• _Objective_
Copy nothing but the text: repeat each entry exactly and drop the images.

• _Provided entries_

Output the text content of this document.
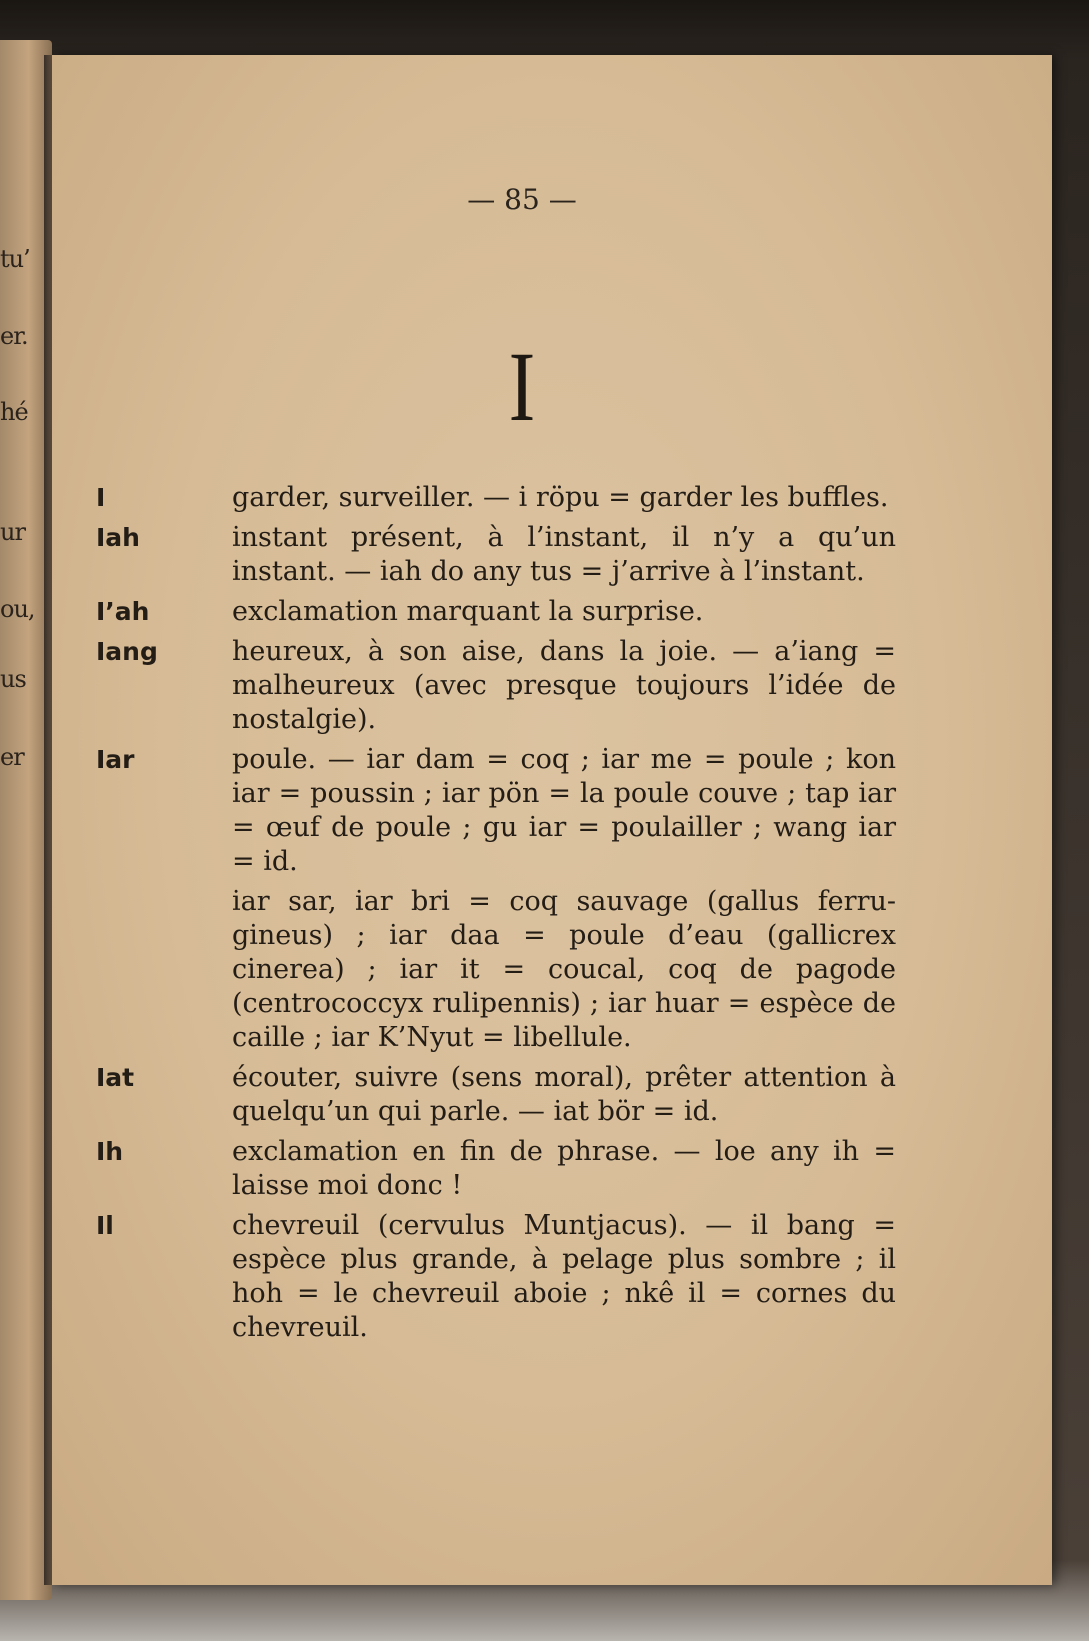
tu’
er.
hé
ur
ou,
us
er
— 85 —
I
I	garder, surveiller. — i röpu = garder les buffles.

Iah	instant présent, à l’instant, il n’y a qu’un instant. — iah do any tus = j’arrive à l’instant.

I’ah	exclamation marquant la surprise.

Iang	heureux, à son aise, dans la joie. — a’iang = malheureux (avec presque toujours l’idée de nostalgie).

Iar	poule. — iar dam = coq ; iar me = poule ; kon iar = poussin ; iar pön = la poule couve ; tap iar = œuf de poule ; gu iar = poulailler ; wang iar = id.

iar sar, iar bri = coq sauvage (gallus ferru-gineus) ; iar daa = poule d’eau (gallicrex cinerea) ; iar it = coucal, coq de pagode (centrococcyx rulipennis) ; iar huar = espèce de caille ; iar K’Nyut = libellule.

Iat	écouter, suivre (sens moral), prêter attention à quelqu’un qui parle. — iat bör = id.

Ih	exclamation en fin de phrase. — loe any ih = laisse moi donc !

Il	chevreuil (cervulus Muntjacus). — il bang = espèce plus grande, à pelage plus sombre ; il hoh = le chevreuil aboie ; nkê il = cornes du chevreuil.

• _Task result_
Output the text content of this document.
tu’
er.
hé
ur
ou,
us
er
— 85 —
I
I	garder, surveiller. — i röpu = garder les buffles.

Iah	instant présent, à l’instant, il n’y a qu’un instant. — iah do any tus = j’arrive à l’instant.

I’ah	exclamation marquant la surprise.

Iang	heureux, à son aise, dans la joie. — a’iang = malheureux (avec presque toujours l’idée de nostalgie).

Iar	poule. — iar dam = coq ; iar me = poule ; kon iar = poussin ; iar pön = la poule couve ; tap iar = œuf de poule ; gu iar = poulailler ; wang iar = id.

iar sar, iar bri = coq sauvage (gallus ferru-gineus) ; iar daa = poule d’eau (gallicrex cinerea) ; iar it = coucal, coq de pagode (centrococcyx rulipennis) ; iar huar = espèce de caille ; iar K’Nyut = libellule.

Iat	écouter, suivre (sens moral), prêter attention à quelqu’un qui parle. — iat bör = id.

Ih	exclamation en fin de phrase. — loe any ih = laisse moi donc !

Il	chevreuil (cervulus Muntjacus). — il bang = espèce plus grande, à pelage plus sombre ; il hoh = le chevreuil aboie ; nkê il = cornes du chevreuil.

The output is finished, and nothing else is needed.